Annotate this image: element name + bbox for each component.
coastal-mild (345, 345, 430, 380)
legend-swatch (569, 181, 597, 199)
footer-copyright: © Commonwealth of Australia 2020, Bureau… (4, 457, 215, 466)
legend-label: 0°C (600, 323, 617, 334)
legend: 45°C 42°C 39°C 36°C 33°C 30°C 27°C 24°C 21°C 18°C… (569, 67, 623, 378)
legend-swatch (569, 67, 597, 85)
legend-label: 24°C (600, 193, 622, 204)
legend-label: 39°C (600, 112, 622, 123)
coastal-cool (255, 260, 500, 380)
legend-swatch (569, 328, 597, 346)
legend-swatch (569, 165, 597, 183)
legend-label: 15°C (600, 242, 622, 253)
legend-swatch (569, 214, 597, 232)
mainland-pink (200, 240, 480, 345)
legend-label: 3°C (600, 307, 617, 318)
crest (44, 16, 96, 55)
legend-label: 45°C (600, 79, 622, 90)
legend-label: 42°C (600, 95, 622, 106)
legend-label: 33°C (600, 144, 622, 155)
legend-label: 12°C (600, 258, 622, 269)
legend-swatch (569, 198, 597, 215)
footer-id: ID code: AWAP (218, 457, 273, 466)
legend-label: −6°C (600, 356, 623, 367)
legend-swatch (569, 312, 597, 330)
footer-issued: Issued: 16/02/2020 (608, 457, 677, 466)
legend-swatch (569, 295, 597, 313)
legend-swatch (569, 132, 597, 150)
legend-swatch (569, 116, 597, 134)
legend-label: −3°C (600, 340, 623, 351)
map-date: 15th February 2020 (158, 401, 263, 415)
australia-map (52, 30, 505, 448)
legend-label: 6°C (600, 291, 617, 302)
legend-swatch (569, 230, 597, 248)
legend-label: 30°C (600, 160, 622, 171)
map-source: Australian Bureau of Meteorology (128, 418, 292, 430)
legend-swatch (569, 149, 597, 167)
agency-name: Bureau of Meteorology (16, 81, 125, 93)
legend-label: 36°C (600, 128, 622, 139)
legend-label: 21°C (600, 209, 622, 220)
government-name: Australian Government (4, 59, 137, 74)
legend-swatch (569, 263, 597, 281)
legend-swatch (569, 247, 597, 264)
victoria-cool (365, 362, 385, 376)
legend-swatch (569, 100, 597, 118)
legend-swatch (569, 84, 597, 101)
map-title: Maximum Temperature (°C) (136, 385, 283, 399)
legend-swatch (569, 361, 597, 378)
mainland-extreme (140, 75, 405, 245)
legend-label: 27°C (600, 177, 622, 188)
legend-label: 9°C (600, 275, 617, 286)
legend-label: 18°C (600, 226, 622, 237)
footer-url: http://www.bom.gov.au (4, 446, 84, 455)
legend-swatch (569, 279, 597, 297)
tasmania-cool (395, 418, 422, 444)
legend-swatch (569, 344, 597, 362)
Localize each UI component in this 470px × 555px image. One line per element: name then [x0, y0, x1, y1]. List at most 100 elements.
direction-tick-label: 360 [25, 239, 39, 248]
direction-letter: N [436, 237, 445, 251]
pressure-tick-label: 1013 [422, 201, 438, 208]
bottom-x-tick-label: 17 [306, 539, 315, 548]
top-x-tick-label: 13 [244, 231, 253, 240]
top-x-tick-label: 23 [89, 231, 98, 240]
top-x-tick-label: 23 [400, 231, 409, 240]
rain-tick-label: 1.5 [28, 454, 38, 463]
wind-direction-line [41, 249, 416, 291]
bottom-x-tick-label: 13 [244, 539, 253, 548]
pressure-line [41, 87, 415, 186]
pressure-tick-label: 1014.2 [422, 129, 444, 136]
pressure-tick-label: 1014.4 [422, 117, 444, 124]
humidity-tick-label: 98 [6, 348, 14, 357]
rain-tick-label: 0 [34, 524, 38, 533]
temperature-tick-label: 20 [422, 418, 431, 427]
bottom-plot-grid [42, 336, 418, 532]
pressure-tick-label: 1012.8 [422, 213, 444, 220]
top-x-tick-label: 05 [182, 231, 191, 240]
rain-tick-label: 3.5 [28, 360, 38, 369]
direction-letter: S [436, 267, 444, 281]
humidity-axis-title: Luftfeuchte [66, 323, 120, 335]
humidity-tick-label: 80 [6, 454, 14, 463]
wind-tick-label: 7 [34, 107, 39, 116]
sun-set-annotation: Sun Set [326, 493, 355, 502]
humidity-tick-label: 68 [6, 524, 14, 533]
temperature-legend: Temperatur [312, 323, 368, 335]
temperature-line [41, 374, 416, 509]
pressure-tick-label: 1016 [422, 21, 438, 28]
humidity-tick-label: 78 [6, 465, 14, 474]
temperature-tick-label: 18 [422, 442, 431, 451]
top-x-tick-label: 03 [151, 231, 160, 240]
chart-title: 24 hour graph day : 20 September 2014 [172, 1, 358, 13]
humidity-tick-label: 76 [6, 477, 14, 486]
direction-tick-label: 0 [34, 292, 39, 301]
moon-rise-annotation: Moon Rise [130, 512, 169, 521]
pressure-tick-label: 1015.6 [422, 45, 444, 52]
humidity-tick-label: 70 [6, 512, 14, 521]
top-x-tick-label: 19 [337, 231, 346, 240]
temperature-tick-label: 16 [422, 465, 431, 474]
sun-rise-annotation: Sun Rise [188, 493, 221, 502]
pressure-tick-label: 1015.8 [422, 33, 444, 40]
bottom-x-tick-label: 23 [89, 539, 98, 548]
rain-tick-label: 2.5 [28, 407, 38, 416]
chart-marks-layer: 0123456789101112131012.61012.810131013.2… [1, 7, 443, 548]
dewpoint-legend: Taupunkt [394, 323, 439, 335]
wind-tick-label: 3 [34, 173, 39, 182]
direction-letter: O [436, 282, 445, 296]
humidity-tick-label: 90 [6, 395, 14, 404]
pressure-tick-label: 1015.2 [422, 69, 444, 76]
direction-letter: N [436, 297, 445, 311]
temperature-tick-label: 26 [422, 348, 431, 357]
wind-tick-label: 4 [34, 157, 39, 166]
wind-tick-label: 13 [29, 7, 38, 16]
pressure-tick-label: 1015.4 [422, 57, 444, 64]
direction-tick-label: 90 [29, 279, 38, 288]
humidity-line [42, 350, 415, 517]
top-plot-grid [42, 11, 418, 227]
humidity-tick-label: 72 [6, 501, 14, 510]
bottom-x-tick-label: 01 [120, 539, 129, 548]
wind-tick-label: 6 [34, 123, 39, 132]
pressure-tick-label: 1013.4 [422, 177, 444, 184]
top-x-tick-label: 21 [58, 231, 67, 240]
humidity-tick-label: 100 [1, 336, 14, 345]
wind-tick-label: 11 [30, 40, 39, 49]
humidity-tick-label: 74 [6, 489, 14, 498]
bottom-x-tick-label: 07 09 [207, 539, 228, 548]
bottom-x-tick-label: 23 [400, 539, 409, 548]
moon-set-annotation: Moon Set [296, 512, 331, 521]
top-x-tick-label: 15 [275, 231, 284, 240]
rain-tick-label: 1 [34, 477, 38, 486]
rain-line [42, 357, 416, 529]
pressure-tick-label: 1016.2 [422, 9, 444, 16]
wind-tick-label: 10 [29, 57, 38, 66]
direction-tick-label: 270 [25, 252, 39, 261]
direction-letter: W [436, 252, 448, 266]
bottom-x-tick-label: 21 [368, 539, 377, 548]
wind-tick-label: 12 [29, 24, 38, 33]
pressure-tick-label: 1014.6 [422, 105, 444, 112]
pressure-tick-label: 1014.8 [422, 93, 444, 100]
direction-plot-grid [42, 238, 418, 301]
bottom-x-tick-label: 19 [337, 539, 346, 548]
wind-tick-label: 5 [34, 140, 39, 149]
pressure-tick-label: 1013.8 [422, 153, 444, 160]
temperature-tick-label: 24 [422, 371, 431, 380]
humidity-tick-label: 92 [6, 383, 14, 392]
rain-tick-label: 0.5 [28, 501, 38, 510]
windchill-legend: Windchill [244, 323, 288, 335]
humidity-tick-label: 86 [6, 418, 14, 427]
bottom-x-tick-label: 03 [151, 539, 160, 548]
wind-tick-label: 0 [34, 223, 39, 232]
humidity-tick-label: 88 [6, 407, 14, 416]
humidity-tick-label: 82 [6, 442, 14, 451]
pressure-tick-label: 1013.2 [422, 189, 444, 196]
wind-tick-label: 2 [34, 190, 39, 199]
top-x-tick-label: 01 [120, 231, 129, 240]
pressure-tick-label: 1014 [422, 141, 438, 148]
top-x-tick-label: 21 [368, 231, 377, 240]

| Problem to solve |
Extract every line of the items that contains the string "cool", treating uppercase and lowercase letters as distinct.

| Problem solution |
coastal-cool (255, 260, 500, 380)
victoria-cool (365, 362, 385, 376)
tasmania-cool (395, 418, 422, 444)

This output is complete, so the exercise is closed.